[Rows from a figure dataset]
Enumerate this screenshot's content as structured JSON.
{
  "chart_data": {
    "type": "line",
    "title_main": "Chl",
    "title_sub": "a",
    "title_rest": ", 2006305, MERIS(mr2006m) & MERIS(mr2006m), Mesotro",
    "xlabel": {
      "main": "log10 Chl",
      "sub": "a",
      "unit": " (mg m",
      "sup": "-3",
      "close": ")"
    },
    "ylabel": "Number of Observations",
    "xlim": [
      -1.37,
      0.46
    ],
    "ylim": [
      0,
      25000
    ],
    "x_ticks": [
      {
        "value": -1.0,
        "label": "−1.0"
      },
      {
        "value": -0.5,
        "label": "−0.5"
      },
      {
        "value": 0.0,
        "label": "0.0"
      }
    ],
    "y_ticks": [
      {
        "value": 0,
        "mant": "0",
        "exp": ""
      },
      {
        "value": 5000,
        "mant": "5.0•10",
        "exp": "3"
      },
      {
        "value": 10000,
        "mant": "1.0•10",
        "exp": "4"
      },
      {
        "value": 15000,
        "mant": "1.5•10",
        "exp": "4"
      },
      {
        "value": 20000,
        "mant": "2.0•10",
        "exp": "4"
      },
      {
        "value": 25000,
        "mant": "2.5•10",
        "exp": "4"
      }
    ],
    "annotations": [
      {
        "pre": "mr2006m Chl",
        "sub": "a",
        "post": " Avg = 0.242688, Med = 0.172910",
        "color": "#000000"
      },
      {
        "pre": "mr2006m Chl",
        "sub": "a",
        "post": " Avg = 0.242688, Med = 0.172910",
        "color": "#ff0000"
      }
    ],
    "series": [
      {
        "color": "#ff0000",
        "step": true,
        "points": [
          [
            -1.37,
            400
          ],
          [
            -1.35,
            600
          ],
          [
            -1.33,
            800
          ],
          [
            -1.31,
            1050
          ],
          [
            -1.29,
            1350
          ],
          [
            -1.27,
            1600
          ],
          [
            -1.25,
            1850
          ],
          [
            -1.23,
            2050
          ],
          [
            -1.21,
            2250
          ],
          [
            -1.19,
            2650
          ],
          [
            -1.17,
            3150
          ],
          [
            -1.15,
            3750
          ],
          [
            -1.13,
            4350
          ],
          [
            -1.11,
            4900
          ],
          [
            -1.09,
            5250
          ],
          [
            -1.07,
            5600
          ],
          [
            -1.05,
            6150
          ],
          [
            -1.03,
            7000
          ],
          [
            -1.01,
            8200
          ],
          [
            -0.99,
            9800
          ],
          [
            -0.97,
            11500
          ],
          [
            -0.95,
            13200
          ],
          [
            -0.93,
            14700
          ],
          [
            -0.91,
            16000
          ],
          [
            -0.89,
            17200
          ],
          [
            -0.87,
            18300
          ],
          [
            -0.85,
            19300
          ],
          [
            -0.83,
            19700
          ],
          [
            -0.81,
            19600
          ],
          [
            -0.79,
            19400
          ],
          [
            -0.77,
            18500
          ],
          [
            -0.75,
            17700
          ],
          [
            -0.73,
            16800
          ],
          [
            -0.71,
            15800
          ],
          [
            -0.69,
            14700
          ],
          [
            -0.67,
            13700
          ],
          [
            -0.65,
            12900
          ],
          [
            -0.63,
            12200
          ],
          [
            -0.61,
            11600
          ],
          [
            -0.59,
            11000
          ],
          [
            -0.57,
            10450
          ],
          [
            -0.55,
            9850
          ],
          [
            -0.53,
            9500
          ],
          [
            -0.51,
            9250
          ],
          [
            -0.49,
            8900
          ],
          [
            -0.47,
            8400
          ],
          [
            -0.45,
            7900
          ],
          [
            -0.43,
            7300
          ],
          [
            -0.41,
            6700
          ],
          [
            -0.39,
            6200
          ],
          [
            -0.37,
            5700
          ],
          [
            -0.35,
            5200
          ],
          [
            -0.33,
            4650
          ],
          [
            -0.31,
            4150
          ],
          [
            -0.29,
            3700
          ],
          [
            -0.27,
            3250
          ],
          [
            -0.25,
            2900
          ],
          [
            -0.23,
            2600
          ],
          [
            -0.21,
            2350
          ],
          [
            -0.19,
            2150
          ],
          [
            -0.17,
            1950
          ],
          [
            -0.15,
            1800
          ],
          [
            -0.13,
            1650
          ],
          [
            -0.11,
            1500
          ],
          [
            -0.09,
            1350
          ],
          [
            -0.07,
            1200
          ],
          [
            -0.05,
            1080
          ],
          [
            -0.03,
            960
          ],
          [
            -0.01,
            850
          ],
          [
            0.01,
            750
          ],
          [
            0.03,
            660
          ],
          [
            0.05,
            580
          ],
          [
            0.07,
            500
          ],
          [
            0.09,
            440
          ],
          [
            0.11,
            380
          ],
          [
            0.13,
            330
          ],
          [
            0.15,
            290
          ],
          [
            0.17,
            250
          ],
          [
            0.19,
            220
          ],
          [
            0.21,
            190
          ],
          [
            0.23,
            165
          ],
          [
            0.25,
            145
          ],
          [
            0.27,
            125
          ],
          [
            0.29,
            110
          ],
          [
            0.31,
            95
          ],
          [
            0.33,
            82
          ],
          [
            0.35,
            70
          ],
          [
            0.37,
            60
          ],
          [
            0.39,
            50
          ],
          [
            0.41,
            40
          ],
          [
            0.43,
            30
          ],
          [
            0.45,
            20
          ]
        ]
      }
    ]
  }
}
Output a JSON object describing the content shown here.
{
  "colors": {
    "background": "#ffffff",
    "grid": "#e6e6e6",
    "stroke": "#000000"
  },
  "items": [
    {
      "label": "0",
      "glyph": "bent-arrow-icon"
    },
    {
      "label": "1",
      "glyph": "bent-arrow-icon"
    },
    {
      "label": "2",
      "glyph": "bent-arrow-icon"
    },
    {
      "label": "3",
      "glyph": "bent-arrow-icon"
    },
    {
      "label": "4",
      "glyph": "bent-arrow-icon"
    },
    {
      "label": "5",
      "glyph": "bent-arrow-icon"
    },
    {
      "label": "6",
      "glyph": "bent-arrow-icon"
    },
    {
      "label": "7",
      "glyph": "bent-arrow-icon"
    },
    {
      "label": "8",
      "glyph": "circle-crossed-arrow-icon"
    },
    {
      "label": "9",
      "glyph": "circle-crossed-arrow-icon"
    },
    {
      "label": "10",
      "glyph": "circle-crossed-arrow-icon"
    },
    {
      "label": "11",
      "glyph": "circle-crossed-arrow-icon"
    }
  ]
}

> [GOAL OF THE EXERCISE]: All lines from the line containing "Output a JSON" through the end of the listing above are to be duplicated exactly; include both ends and nothing further.

> [COMPLETE ANSWER]:
Output a JSON object describing the content shown here.
{
  "colors": {
    "background": "#ffffff",
    "grid": "#e6e6e6",
    "stroke": "#000000"
  },
  "items": [
    {
      "label": "0",
      "glyph": "bent-arrow-icon"
    },
    {
      "label": "1",
      "glyph": "bent-arrow-icon"
    },
    {
      "label": "2",
      "glyph": "bent-arrow-icon"
    },
    {
      "label": "3",
      "glyph": "bent-arrow-icon"
    },
    {
      "label": "4",
      "glyph": "bent-arrow-icon"
    },
    {
      "label": "5",
      "glyph": "bent-arrow-icon"
    },
    {
      "label": "6",
      "glyph": "bent-arrow-icon"
    },
    {
      "label": "7",
      "glyph": "bent-arrow-icon"
    },
    {
      "label": "8",
      "glyph": "circle-crossed-arrow-icon"
    },
    {
      "label": "9",
      "glyph": "circle-crossed-arrow-icon"
    },
    {
      "label": "10",
      "glyph": "circle-crossed-arrow-icon"
    },
    {
      "label": "11",
      "glyph": "circle-crossed-arrow-icon"
    }
  ]
}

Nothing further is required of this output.